# Stored items:
....................

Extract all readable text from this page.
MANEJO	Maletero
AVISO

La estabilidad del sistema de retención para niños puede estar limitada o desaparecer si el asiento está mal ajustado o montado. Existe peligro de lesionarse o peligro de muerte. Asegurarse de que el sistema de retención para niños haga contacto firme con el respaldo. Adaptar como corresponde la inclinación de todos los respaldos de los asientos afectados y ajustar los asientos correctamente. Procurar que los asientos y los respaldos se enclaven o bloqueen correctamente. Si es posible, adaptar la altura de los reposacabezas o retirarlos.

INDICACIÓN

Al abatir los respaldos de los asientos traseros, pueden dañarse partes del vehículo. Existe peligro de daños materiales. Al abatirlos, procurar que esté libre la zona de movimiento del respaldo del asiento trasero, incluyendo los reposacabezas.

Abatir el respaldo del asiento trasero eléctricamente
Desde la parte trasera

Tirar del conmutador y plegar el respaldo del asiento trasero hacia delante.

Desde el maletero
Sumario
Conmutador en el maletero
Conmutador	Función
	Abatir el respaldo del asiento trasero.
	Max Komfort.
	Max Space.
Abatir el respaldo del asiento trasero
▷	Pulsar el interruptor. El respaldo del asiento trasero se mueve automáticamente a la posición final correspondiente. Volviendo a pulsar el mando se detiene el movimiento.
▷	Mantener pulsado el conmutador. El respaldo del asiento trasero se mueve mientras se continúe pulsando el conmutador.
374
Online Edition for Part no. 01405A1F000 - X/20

....................

Take the entries above and transcribe them in full.

Extract all readable text from this page.
MANEJO	Maletero
AVISO

La estabilidad del sistema de retención para niños puede estar limitada o desaparecer si el asiento está mal ajustado o montado. Existe peligro de lesionarse o peligro de muerte. Asegurarse de que el sistema de retención para niños haga contacto firme con el respaldo. Adaptar como corresponde la inclinación de todos los respaldos de los asientos afectados y ajustar los asientos correctamente. Procurar que los asientos y los respaldos se enclaven o bloqueen correctamente. Si es posible, adaptar la altura de los reposacabezas o retirarlos.

INDICACIÓN

Al abatir los respaldos de los asientos traseros, pueden dañarse partes del vehículo. Existe peligro de daños materiales. Al abatirlos, procurar que esté libre la zona de movimiento del respaldo del asiento trasero, incluyendo los reposacabezas.

Abatir el respaldo del asiento trasero eléctricamente
Desde la parte trasera

Tirar del conmutador y plegar el respaldo del asiento trasero hacia delante.

Desde el maletero
Sumario
Conmutador en el maletero
Conmutador	Función
	Abatir el respaldo del asiento trasero.
	Max Komfort.
	Max Space.
Abatir el respaldo del asiento trasero
▷	Pulsar el interruptor. El respaldo del asiento trasero se mueve automáticamente a la posición final correspondiente. Volviendo a pulsar el mando se detiene el movimiento.
▷	Mantener pulsado el conmutador. El respaldo del asiento trasero se mueve mientras se continúe pulsando el conmutador.
374
Online Edition for Part no. 01405A1F000 - X/20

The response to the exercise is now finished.